§ WRITTEN INSTRUCTION
Your task is to copy the listing exactly. Drop any pictures from the copy.

══ INPUT ROWS

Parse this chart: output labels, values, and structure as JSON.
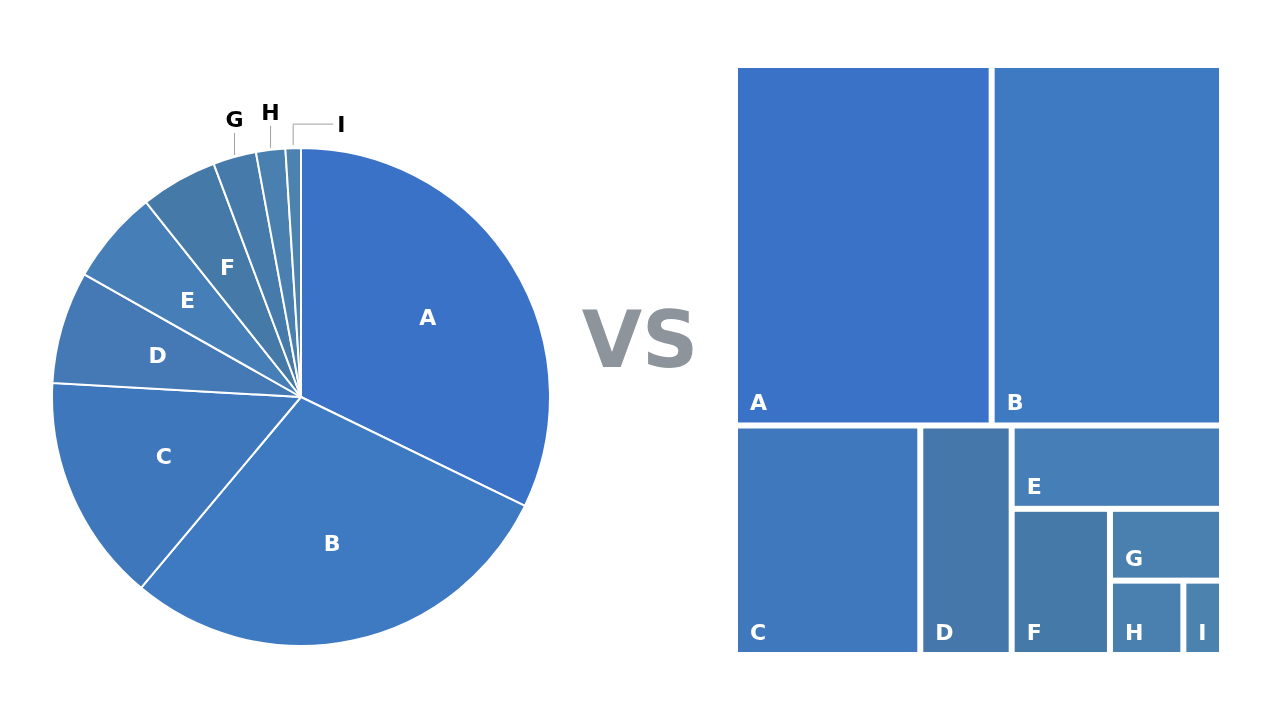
{
  "chart_data": [
    {
      "type": "pie",
      "categories": [
        "A",
        "B",
        "C",
        "D",
        "E",
        "F",
        "G",
        "H",
        "I"
      ],
      "values": [
        32.2,
        28.9,
        14.8,
        7.3,
        6.1,
        5.0,
        2.8,
        1.9,
        1.0
      ],
      "colors": [
        "#3a72c8",
        "#3d7ac2",
        "#3f77bc",
        "#4479b5",
        "#467fb7",
        "#4579a8",
        "#457aab",
        "#4a80b0",
        "#4c82ae"
      ]
    },
    {
      "type": "other",
      "annotations": [
        "VS"
      ],
      "categories": [
        "A",
        "B",
        "C",
        "D",
        "E",
        "F",
        "G",
        "H",
        "I"
      ],
      "colors": [
        "#3a72c8",
        "#3d7ac2",
        "#4078bd",
        "#4577aa",
        "#467fb7",
        "#4579a8",
        "#4a80b0",
        "#4a80b0",
        "#4c82ae"
      ]
    }
  ]
}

════

§ EXERCISE OUTPUT
Parse this chart: output labels, values, and structure as JSON.
{
  "chart_data": [
    {
      "type": "pie",
      "categories": [
        "A",
        "B",
        "C",
        "D",
        "E",
        "F",
        "G",
        "H",
        "I"
      ],
      "values": [
        32.2,
        28.9,
        14.8,
        7.3,
        6.1,
        5.0,
        2.8,
        1.9,
        1.0
      ],
      "colors": [
        "#3a72c8",
        "#3d7ac2",
        "#3f77bc",
        "#4479b5",
        "#467fb7",
        "#4579a8",
        "#457aab",
        "#4a80b0",
        "#4c82ae"
      ]
    },
    {
      "type": "other",
      "annotations": [
        "VS"
      ],
      "categories": [
        "A",
        "B",
        "C",
        "D",
        "E",
        "F",
        "G",
        "H",
        "I"
      ],
      "colors": [
        "#3a72c8",
        "#3d7ac2",
        "#4078bd",
        "#4577aa",
        "#467fb7",
        "#4579a8",
        "#4a80b0",
        "#4a80b0",
        "#4c82ae"
      ]
    }
  ]
}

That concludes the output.